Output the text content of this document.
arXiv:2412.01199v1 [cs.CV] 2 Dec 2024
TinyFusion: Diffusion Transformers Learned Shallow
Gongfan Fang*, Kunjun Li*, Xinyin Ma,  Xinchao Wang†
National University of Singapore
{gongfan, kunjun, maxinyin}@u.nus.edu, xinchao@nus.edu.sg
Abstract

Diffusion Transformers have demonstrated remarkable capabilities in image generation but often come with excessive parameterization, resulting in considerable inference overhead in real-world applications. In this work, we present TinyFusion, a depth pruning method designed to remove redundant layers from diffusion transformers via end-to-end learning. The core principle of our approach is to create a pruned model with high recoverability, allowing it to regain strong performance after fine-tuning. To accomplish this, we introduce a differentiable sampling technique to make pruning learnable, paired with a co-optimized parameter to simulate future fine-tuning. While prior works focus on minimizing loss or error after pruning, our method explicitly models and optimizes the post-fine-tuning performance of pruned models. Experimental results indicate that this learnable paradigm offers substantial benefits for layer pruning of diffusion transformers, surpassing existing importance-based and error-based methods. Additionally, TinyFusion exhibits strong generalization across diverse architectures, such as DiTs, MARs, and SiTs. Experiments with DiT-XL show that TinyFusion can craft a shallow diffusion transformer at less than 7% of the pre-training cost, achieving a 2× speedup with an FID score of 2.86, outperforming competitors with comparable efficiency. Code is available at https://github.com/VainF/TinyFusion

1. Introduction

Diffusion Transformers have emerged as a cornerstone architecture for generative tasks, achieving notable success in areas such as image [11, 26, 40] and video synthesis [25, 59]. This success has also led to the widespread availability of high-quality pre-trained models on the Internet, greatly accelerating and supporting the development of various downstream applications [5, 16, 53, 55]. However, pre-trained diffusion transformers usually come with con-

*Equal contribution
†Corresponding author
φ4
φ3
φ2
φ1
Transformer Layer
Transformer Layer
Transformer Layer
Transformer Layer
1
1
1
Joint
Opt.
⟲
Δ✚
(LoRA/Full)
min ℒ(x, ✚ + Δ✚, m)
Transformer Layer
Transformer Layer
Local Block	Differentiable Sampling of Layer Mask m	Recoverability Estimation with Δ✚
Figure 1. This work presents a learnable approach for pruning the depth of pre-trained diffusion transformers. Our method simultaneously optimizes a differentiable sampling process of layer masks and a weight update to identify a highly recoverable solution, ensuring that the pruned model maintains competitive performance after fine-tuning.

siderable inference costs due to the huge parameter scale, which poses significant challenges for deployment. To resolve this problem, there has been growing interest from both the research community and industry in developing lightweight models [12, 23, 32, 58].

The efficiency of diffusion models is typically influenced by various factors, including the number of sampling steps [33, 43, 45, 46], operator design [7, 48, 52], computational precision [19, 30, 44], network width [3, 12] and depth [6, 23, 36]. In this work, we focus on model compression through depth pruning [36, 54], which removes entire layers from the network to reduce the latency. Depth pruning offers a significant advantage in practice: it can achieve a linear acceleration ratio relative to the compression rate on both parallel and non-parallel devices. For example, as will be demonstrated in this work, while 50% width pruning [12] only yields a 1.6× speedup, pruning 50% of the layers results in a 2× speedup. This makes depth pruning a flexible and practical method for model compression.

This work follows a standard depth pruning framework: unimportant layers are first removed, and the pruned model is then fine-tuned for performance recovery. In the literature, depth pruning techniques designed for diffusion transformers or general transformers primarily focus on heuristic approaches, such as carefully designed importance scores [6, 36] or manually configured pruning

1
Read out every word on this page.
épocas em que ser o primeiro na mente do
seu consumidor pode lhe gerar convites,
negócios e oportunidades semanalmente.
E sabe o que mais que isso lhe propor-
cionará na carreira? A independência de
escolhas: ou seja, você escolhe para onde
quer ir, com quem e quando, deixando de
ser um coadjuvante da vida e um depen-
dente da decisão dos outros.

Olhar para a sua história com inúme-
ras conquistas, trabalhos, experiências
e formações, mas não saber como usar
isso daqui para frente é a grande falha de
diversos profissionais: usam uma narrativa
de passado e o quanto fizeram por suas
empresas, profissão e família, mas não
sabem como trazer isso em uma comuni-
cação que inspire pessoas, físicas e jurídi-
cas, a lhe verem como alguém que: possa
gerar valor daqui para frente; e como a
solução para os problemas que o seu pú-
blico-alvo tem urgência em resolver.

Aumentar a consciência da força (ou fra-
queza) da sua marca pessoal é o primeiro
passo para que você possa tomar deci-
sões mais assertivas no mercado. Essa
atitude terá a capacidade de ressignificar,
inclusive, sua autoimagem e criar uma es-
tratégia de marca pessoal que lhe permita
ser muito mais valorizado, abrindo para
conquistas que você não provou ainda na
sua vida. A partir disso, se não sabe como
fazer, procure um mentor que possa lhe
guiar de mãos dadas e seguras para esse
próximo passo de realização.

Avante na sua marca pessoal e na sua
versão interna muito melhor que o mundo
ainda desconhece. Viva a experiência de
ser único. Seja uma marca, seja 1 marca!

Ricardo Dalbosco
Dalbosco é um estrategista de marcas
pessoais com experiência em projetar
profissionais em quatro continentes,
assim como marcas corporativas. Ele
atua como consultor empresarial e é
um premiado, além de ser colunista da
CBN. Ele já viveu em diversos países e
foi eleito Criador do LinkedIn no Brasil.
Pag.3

What you are asked to do: Transcribe every line of the data, exactly as it stands.

Exercise output:
Output the text content of this document.
arXiv:2412.01199v1 [cs.CV] 2 Dec 2024
TinyFusion: Diffusion Transformers Learned Shallow
Gongfan Fang*, Kunjun Li*, Xinyin Ma,  Xinchao Wang†
National University of Singapore
{gongfan, kunjun, maxinyin}@u.nus.edu, xinchao@nus.edu.sg
Abstract

Diffusion Transformers have demonstrated remarkable capabilities in image generation but often come with excessive parameterization, resulting in considerable inference overhead in real-world applications. In this work, we present TinyFusion, a depth pruning method designed to remove redundant layers from diffusion transformers via end-to-end learning. The core principle of our approach is to create a pruned model with high recoverability, allowing it to regain strong performance after fine-tuning. To accomplish this, we introduce a differentiable sampling technique to make pruning learnable, paired with a co-optimized parameter to simulate future fine-tuning. While prior works focus on minimizing loss or error after pruning, our method explicitly models and optimizes the post-fine-tuning performance of pruned models. Experimental results indicate that this learnable paradigm offers substantial benefits for layer pruning of diffusion transformers, surpassing existing importance-based and error-based methods. Additionally, TinyFusion exhibits strong generalization across diverse architectures, such as DiTs, MARs, and SiTs. Experiments with DiT-XL show that TinyFusion can craft a shallow diffusion transformer at less than 7% of the pre-training cost, achieving a 2× speedup with an FID score of 2.86, outperforming competitors with comparable efficiency. Code is available at https://github.com/VainF/TinyFusion

1. Introduction

Diffusion Transformers have emerged as a cornerstone architecture for generative tasks, achieving notable success in areas such as image [11, 26, 40] and video synthesis [25, 59]. This success has also led to the widespread availability of high-quality pre-trained models on the Internet, greatly accelerating and supporting the development of various downstream applications [5, 16, 53, 55]. However, pre-trained diffusion transformers usually come with con-

*Equal contribution
†Corresponding author
φ4
φ3
φ2
φ1
Transformer Layer
Transformer Layer
Transformer Layer
Transformer Layer
1
1
1
Joint
Opt.
⟲
Δ✚
(LoRA/Full)
min ℒ(x, ✚ + Δ✚, m)
Transformer Layer
Transformer Layer
Local Block	Differentiable Sampling of Layer Mask m	Recoverability Estimation with Δ✚
Figure 1. This work presents a learnable approach for pruning the depth of pre-trained diffusion transformers. Our method simultaneously optimizes a differentiable sampling process of layer masks and a weight update to identify a highly recoverable solution, ensuring that the pruned model maintains competitive performance after fine-tuning.

siderable inference costs due to the huge parameter scale, which poses significant challenges for deployment. To resolve this problem, there has been growing interest from both the research community and industry in developing lightweight models [12, 23, 32, 58].

The efficiency of diffusion models is typically influenced by various factors, including the number of sampling steps [33, 43, 45, 46], operator design [7, 48, 52], computational precision [19, 30, 44], network width [3, 12] and depth [6, 23, 36]. In this work, we focus on model compression through depth pruning [36, 54], which removes entire layers from the network to reduce the latency. Depth pruning offers a significant advantage in practice: it can achieve a linear acceleration ratio relative to the compression rate on both parallel and non-parallel devices. For example, as will be demonstrated in this work, while 50% width pruning [12] only yields a 1.6× speedup, pruning 50% of the layers results in a 2× speedup. This makes depth pruning a flexible and practical method for model compression.

This work follows a standard depth pruning framework: unimportant layers are first removed, and the pruned model is then fine-tuned for performance recovery. In the literature, depth pruning techniques designed for diffusion transformers or general transformers primarily focus on heuristic approaches, such as carefully designed importance scores [6, 36] or manually configured pruning

1
Read out every word on this page.
épocas em que ser o primeiro na mente do
seu consumidor pode lhe gerar convites,
negócios e oportunidades semanalmente.
E sabe o que mais que isso lhe propor-
cionará na carreira? A independência de
escolhas: ou seja, você escolhe para onde
quer ir, com quem e quando, deixando de
ser um coadjuvante da vida e um depen-
dente da decisão dos outros.

Olhar para a sua história com inúme-
ras conquistas, trabalhos, experiências
e formações, mas não saber como usar
isso daqui para frente é a grande falha de
diversos profissionais: usam uma narrativa
de passado e o quanto fizeram por suas
empresas, profissão e família, mas não
sabem como trazer isso em uma comuni-
cação que inspire pessoas, físicas e jurídi-
cas, a lhe verem como alguém que: possa
gerar valor daqui para frente; e como a
solução para os problemas que o seu pú-
blico-alvo tem urgência em resolver.

Aumentar a consciência da força (ou fra-
queza) da sua marca pessoal é o primeiro
passo para que você possa tomar deci-
sões mais assertivas no mercado. Essa
atitude terá a capacidade de ressignificar,
inclusive, sua autoimagem e criar uma es-
tratégia de marca pessoal que lhe permita
ser muito mais valorizado, abrindo para
conquistas que você não provou ainda na
sua vida. A partir disso, se não sabe como
fazer, procure um mentor que possa lhe
guiar de mãos dadas e seguras para esse
próximo passo de realização.

Avante na sua marca pessoal e na sua
versão interna muito melhor que o mundo
ainda desconhece. Viva a experiência de
ser único. Seja uma marca, seja 1 marca!

Ricardo Dalbosco
Dalbosco é um estrategista de marcas
pessoais com experiência em projetar
profissionais em quatro continentes,
assim como marcas corporativas. Ele
atua como consultor empresarial e é
um premiado, além de ser colunista da
CBN. Ele já viveu em diversos países e
foi eleito Criador do LinkedIn no Brasil.
Pag.3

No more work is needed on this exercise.